Directions for this task. Every record below should be printed exactly as it appears.

Stored records.
☆ ☆ ☆ ☆ ☆
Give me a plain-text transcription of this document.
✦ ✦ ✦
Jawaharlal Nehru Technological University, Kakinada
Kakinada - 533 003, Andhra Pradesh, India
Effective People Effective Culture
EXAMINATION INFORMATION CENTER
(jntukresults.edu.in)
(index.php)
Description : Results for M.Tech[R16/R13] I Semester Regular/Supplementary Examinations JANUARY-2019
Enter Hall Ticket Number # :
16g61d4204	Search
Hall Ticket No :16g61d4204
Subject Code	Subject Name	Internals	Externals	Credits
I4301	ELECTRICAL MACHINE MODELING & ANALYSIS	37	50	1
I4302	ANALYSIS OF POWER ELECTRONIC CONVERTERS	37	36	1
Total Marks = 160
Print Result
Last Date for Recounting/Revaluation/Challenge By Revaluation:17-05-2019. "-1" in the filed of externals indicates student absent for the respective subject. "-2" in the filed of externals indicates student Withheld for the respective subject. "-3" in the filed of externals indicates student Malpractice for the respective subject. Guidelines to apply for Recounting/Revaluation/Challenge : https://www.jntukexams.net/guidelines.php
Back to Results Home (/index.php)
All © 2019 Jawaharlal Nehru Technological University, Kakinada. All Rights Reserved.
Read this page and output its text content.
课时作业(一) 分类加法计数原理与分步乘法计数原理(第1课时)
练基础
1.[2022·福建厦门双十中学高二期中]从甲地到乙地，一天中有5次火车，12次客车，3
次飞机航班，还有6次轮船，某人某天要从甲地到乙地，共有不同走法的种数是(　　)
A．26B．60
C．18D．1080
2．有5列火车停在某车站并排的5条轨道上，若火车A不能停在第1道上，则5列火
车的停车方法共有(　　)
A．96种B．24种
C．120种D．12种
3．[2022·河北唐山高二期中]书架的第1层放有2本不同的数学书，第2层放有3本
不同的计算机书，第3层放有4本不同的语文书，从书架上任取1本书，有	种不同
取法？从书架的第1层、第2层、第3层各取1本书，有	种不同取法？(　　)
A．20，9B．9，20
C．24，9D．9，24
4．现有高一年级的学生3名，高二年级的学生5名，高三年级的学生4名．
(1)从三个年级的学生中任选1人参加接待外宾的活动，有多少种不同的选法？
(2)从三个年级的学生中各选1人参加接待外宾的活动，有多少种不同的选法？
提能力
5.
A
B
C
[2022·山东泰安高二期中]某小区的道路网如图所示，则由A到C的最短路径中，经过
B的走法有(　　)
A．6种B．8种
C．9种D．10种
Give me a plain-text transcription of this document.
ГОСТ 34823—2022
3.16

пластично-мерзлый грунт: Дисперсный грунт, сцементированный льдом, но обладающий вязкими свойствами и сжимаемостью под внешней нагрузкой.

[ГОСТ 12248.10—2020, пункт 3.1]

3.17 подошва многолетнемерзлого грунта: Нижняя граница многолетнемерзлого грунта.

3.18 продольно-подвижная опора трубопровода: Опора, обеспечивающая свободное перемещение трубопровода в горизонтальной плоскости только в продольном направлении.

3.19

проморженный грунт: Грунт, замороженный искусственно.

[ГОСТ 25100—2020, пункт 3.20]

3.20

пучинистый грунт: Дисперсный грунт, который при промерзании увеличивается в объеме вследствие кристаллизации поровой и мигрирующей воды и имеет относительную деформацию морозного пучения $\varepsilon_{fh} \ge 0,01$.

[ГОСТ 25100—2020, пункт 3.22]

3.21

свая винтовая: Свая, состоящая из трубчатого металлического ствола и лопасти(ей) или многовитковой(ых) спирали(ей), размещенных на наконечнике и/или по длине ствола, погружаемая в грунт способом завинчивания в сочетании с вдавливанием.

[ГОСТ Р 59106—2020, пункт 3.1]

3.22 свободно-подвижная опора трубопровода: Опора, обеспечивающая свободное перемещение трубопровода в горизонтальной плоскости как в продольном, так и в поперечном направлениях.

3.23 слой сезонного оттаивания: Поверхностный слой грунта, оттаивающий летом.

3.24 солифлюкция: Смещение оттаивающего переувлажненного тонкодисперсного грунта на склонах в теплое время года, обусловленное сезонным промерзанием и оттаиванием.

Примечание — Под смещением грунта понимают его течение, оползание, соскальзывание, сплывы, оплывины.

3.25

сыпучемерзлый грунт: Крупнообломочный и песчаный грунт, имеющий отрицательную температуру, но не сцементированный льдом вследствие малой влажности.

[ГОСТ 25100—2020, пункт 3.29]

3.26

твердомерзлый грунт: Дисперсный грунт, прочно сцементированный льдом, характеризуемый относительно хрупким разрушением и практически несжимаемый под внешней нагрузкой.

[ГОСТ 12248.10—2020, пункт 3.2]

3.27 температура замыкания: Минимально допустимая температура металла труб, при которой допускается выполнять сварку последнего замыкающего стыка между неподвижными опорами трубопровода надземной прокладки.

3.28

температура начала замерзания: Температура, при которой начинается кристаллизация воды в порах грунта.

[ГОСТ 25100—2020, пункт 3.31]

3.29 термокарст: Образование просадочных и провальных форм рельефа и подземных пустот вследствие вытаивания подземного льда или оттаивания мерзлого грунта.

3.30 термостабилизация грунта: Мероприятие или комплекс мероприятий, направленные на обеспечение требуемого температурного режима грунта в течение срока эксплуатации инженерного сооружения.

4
☆ ☆ ☆ ☆ ☆
Task response.
Give me a plain-text transcription of this document.
✦ ✦ ✦
Jawaharlal Nehru Technological University, Kakinada
Kakinada - 533 003, Andhra Pradesh, India
Effective People Effective Culture
EXAMINATION INFORMATION CENTER
(jntukresults.edu.in)
(index.php)
Description : Results for M.Tech[R16/R13] I Semester Regular/Supplementary Examinations JANUARY-2019
Enter Hall Ticket Number # :
16g61d4204	Search
Hall Ticket No :16g61d4204
Subject Code	Subject Name	Internals	Externals	Credits
I4301	ELECTRICAL MACHINE MODELING & ANALYSIS	37	50	1
I4302	ANALYSIS OF POWER ELECTRONIC CONVERTERS	37	36	1
Total Marks = 160
Print Result
Last Date for Recounting/Revaluation/Challenge By Revaluation:17-05-2019. "-1" in the filed of externals indicates student absent for the respective subject. "-2" in the filed of externals indicates student Withheld for the respective subject. "-3" in the filed of externals indicates student Malpractice for the respective subject. Guidelines to apply for Recounting/Revaluation/Challenge : https://www.jntukexams.net/guidelines.php
Back to Results Home (/index.php)
All © 2019 Jawaharlal Nehru Technological University, Kakinada. All Rights Reserved.
Read this page and output its text content.
课时作业(一) 分类加法计数原理与分步乘法计数原理(第1课时)
练基础
1.[2022·福建厦门双十中学高二期中]从甲地到乙地，一天中有5次火车，12次客车，3
次飞机航班，还有6次轮船，某人某天要从甲地到乙地，共有不同走法的种数是(　　)
A．26B．60
C．18D．1080
2．有5列火车停在某车站并排的5条轨道上，若火车A不能停在第1道上，则5列火
车的停车方法共有(　　)
A．96种B．24种
C．120种D．12种
3．[2022·河北唐山高二期中]书架的第1层放有2本不同的数学书，第2层放有3本
不同的计算机书，第3层放有4本不同的语文书，从书架上任取1本书，有	种不同
取法？从书架的第1层、第2层、第3层各取1本书，有	种不同取法？(　　)
A．20，9B．9，20
C．24，9D．9，24
4．现有高一年级的学生3名，高二年级的学生5名，高三年级的学生4名．
(1)从三个年级的学生中任选1人参加接待外宾的活动，有多少种不同的选法？
(2)从三个年级的学生中各选1人参加接待外宾的活动，有多少种不同的选法？
提能力
5.
A
B
C
[2022·山东泰安高二期中]某小区的道路网如图所示，则由A到C的最短路径中，经过
B的走法有(　　)
A．6种B．8种
C．9种D．10种
Give me a plain-text transcription of this document.
ГОСТ 34823—2022
3.16

пластично-мерзлый грунт: Дисперсный грунт, сцементированный льдом, но обладающий вязкими свойствами и сжимаемостью под внешней нагрузкой.

[ГОСТ 12248.10—2020, пункт 3.1]

3.17 подошва многолетнемерзлого грунта: Нижняя граница многолетнемерзлого грунта.

3.18 продольно-подвижная опора трубопровода: Опора, обеспечивающая свободное перемещение трубопровода в горизонтальной плоскости только в продольном направлении.

3.19

проморженный грунт: Грунт, замороженный искусственно.

[ГОСТ 25100—2020, пункт 3.20]

3.20

пучинистый грунт: Дисперсный грунт, который при промерзании увеличивается в объеме вследствие кристаллизации поровой и мигрирующей воды и имеет относительную деформацию морозного пучения $\varepsilon_{fh} \ge 0,01$.

[ГОСТ 25100—2020, пункт 3.22]

3.21

свая винтовая: Свая, состоящая из трубчатого металлического ствола и лопасти(ей) или многовитковой(ых) спирали(ей), размещенных на наконечнике и/или по длине ствола, погружаемая в грунт способом завинчивания в сочетании с вдавливанием.

[ГОСТ Р 59106—2020, пункт 3.1]

3.22 свободно-подвижная опора трубопровода: Опора, обеспечивающая свободное перемещение трубопровода в горизонтальной плоскости как в продольном, так и в поперечном направлениях.

3.23 слой сезонного оттаивания: Поверхностный слой грунта, оттаивающий летом.

3.24 солифлюкция: Смещение оттаивающего переувлажненного тонкодисперсного грунта на склонах в теплое время года, обусловленное сезонным промерзанием и оттаиванием.

Примечание — Под смещением грунта понимают его течение, оползание, соскальзывание, сплывы, оплывины.

3.25

сыпучемерзлый грунт: Крупнообломочный и песчаный грунт, имеющий отрицательную температуру, но не сцементированный льдом вследствие малой влажности.

[ГОСТ 25100—2020, пункт 3.29]

3.26

твердомерзлый грунт: Дисперсный грунт, прочно сцементированный льдом, характеризуемый относительно хрупким разрушением и практически несжимаемый под внешней нагрузкой.

[ГОСТ 12248.10—2020, пункт 3.2]

3.27 температура замыкания: Минимально допустимая температура металла труб, при которой допускается выполнять сварку последнего замыкающего стыка между неподвижными опорами трубопровода надземной прокладки.

3.28

температура начала замерзания: Температура, при которой начинается кристаллизация воды в порах грунта.

[ГОСТ 25100—2020, пункт 3.31]

3.29 термокарст: Образование просадочных и провальных форм рельефа и подземных пустот вследствие вытаивания подземного льда или оттаивания мерзлого грунта.

3.30 термостабилизация грунта: Мероприятие или комплекс мероприятий, направленные на обеспечение требуемого температурного режима грунта в течение срока эксплуатации инженерного сооружения.

4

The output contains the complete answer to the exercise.